Below are entries; tally how many lines hold the string "даты" and answer with only that figure.

◆ **Input for this task**:
+++++

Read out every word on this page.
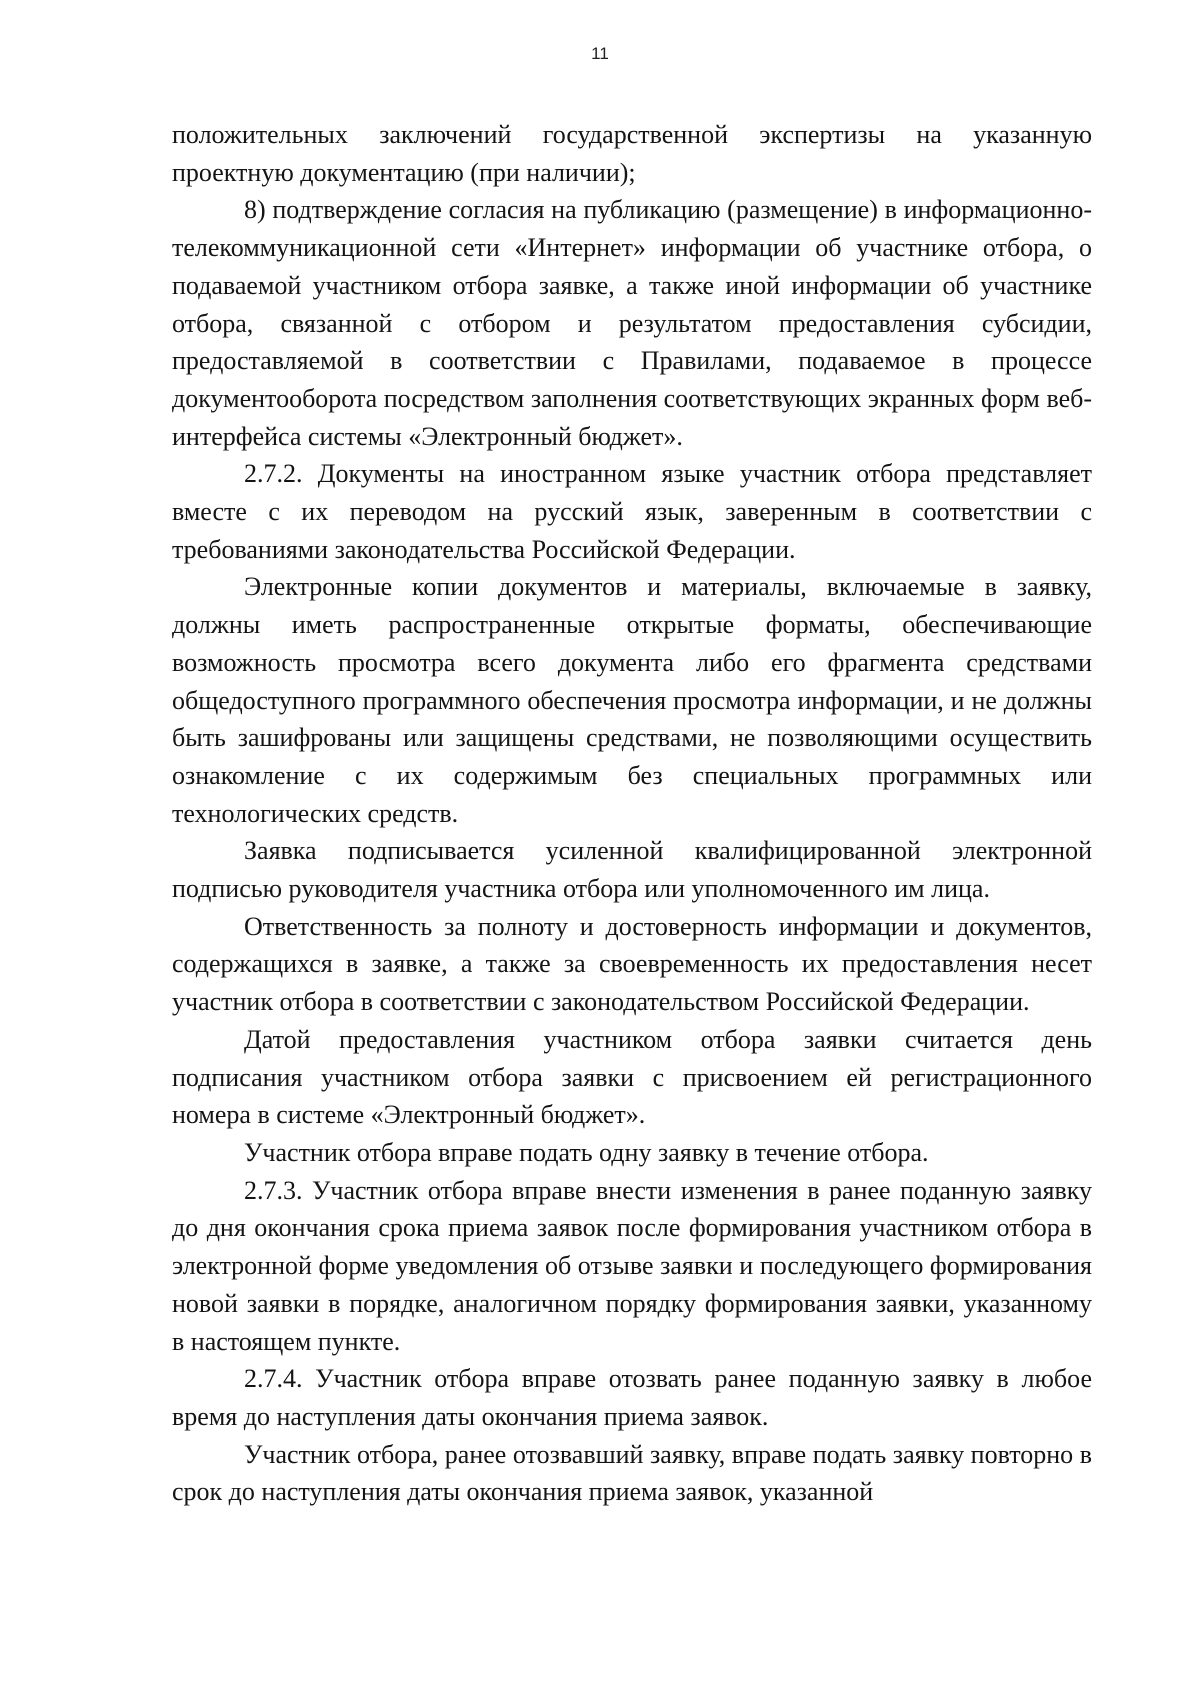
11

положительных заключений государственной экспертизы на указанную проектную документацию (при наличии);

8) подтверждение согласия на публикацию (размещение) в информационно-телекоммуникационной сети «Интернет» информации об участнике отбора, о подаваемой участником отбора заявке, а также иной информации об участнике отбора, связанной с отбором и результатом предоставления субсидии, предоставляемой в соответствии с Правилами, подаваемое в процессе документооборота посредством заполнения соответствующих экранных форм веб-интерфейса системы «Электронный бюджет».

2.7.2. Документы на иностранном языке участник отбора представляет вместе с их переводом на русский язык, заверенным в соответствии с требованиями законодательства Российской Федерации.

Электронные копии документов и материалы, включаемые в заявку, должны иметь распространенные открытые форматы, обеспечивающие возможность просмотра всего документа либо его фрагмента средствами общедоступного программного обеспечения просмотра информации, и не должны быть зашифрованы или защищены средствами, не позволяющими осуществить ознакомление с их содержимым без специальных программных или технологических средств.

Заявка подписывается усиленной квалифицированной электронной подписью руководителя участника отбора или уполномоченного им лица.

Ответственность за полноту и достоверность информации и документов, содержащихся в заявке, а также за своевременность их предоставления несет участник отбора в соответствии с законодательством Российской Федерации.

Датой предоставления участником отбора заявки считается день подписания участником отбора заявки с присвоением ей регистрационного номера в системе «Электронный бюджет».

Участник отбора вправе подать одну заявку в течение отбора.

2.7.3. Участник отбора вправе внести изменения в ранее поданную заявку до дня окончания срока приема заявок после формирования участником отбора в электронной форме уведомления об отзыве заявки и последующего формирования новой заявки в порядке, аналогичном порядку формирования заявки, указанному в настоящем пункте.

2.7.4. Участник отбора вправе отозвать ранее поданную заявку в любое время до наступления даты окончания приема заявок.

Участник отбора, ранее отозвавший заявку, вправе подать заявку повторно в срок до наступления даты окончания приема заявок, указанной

+++++

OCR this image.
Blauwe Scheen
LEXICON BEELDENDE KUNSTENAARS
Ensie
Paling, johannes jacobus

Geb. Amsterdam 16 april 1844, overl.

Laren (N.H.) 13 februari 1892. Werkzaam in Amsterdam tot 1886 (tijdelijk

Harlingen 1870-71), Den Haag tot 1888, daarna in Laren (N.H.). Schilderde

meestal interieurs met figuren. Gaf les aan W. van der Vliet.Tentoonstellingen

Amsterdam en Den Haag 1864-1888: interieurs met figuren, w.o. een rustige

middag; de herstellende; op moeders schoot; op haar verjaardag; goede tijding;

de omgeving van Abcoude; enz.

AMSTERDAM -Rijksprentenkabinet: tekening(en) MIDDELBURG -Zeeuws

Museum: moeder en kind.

+++++

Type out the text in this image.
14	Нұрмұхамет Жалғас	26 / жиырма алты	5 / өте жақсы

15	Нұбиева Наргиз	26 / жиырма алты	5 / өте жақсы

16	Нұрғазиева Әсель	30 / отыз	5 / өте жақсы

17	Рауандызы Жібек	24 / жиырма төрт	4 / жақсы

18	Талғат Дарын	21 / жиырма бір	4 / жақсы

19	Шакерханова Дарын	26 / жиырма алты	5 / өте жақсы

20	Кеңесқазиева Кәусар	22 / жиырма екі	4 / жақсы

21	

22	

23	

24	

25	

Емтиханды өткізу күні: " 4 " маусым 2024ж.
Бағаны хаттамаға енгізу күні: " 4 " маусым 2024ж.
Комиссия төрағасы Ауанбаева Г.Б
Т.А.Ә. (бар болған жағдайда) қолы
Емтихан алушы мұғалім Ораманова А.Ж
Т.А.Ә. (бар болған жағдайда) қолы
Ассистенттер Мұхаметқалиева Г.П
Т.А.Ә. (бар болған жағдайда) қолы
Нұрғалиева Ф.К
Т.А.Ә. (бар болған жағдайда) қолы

+++++

◆ **Finished exercise**:
2